**** SELECTED TEXT

The Quiet Revolution

by Tom Colligan

It's the first truly warm day of spring, and Andrew Rich is seated comfortably outside the flung-open doors of the Carlton Winemakers' studio. His reddish-brown bird dog, Romeo, pads around the patio while Rich compares two recent vintages of his lush, rustic blend of Grenache, Mourvedre, Syrah, and Counoise, that he calls, simply, Coup D'Etat. He studies the two glasses in front of him, then sits back in his chair. "This is my attempt to overthrow the Cab-Merlot-Chardonnay hegemony," he says earnestly, then smiles. "What do you think?"

His aspect seems notably different from that of an estate owner; he is refreshingly inquisitive and seems free from some of the more mundane burdens of proprietorship. In discussing his wines, his thoughts are drawn more to possibility than practicality. And it's the possibility of making truly great Rhône-style wines in the Northwest that excites him most. Getting his hands on what little Grenache or Mourvedre is available - or convincing growers to plant these grapes - there is the rub.

********
**** RAW RECORDS

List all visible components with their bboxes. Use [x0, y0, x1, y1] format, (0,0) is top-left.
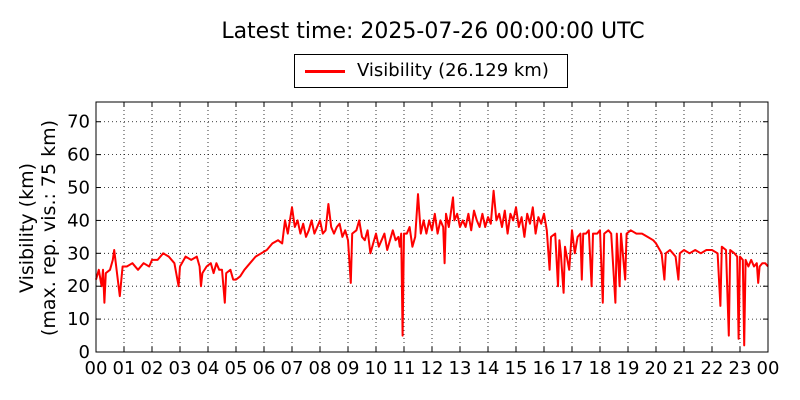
y-tick-label: 50 [67, 178, 90, 199]
x-tick-label: 16 [533, 358, 556, 379]
x-tick-label: 01 [113, 358, 136, 379]
x-tick-label: 03 [169, 358, 192, 379]
x-tick-label: 17 [561, 358, 584, 379]
legend-swatch [305, 70, 345, 73]
x-tick-label: 07 [281, 358, 304, 379]
x-tick-label: 13 [449, 358, 472, 379]
x-tick-label: 11 [393, 358, 416, 379]
x-tick-label: 10 [365, 358, 388, 379]
x-tick-label: 00 [85, 358, 108, 379]
x-tick-label: 22 [701, 358, 724, 379]
chart-title: Latest time: 2025-07-26 00:00:00 UTC [221, 19, 645, 44]
legend: Visibility (26.129 km) [294, 54, 568, 88]
x-tick-label: 05 [225, 358, 248, 379]
legend-label: Visibility (26.129 km) [357, 60, 549, 81]
y-tick-label: 10 [67, 309, 90, 330]
y-tick-label: 20 [67, 276, 90, 297]
x-tick-label: 02 [141, 358, 164, 379]
x-tick-label: 20 [645, 358, 668, 379]
x-tick-label: 18 [589, 358, 612, 379]
y-tick-label: 30 [67, 243, 90, 264]
x-tick-label: 21 [673, 358, 696, 379]
x-tick-label: 04 [197, 358, 220, 379]
x-tick-label: 12 [421, 358, 444, 379]
y-tick-label: 60 [67, 145, 90, 166]
x-tick-label: 08 [309, 358, 332, 379]
y-tick-label: 70 [67, 112, 90, 133]
x-tick-label: 15 [505, 358, 528, 379]
y-tick-label: 0 [79, 342, 90, 363]
x-tick-label: 00 [757, 358, 780, 379]
x-tick-label: 09 [337, 358, 360, 379]
x-tick-label: 19 [617, 358, 640, 379]
x-tick-label: 06 [253, 358, 276, 379]
x-tick-label: 23 [729, 358, 752, 379]
y-tick-label: 40 [67, 210, 90, 231]
x-tick-label: 14 [477, 358, 500, 379]
visibility-series-line [95, 189, 769, 347]
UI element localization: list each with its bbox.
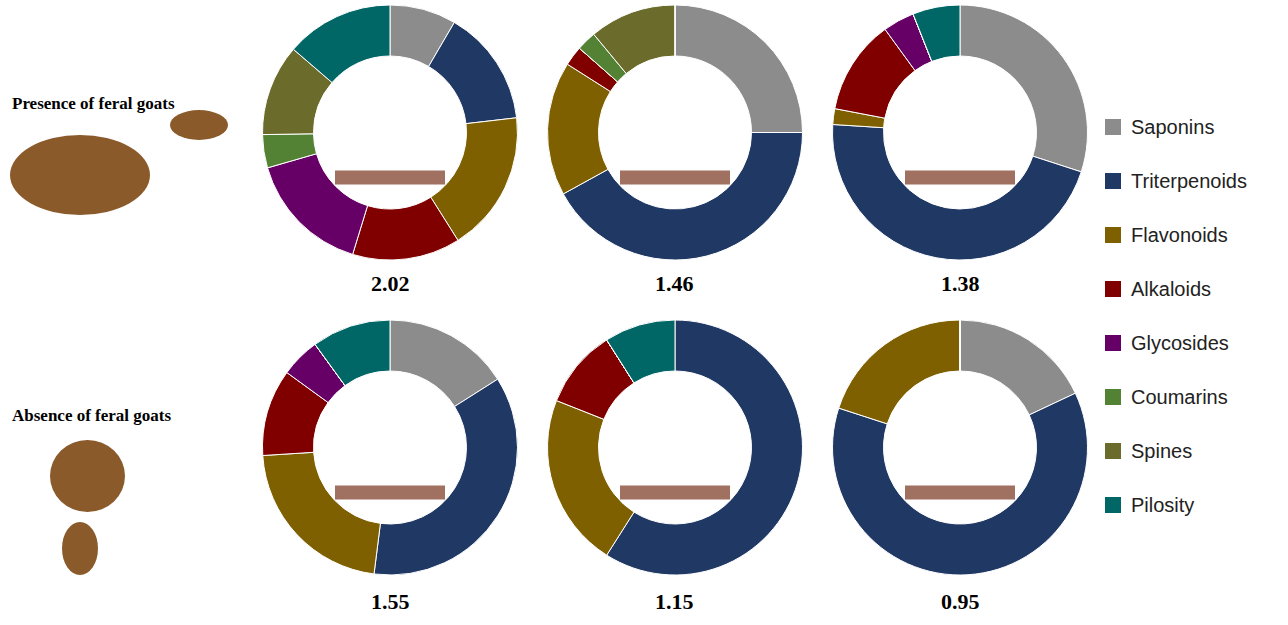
html-text:Spines: Spines xyxy=(1131,439,1193,462)
svg-text:Absence of feral goats: Absence of feral goats xyxy=(12,406,171,425)
svg-text:1.55: 1.55 xyxy=(371,589,410,614)
svg-text:1.46: 1.46 xyxy=(655,271,694,296)
svg-text:0.95: 0.95 xyxy=(941,589,980,614)
svg-text:1.38: 1.38 xyxy=(941,271,980,296)
html-text:Alkaloids: Alkaloids xyxy=(1131,277,1211,300)
html-text:Glycosides: Glycosides xyxy=(1131,331,1229,354)
html-text:Saponins: Saponins xyxy=(1131,115,1215,138)
html-text:Triterpenoids: Triterpenoids xyxy=(1131,169,1247,192)
html-text:Coumarins: Coumarins xyxy=(1131,385,1228,408)
html-text:Pilosity: Pilosity xyxy=(1131,493,1195,516)
svg-text:2.02: 2.02 xyxy=(371,271,410,296)
svg-text:1.15: 1.15 xyxy=(655,589,694,614)
svg-text:Presence of feral goats: Presence of feral goats xyxy=(12,94,175,113)
html-text:Flavonoids: Flavonoids xyxy=(1131,223,1228,246)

********

* DIRECTIVES:
1 – Which grape varieties does the winemaker profile name as part of the Coup D'Etat blend?
2 – Answer these about the winemaker profile:
(a) What is the name of Rich's dog?
(b) Where is Rich seated?
(c) What style of wine excites Rich most about making in the Northwest?
You won't need the data records for the tasks.

* TASK-BY-TASK ANSWERS:
1 – Grenache, Mourvedre, Syrah, and Counoise.

2 –
(a) Romeo.
(b) Outside the flung-open doors of the Carlton Winemakers' studio.
(c) Rhône-style wines.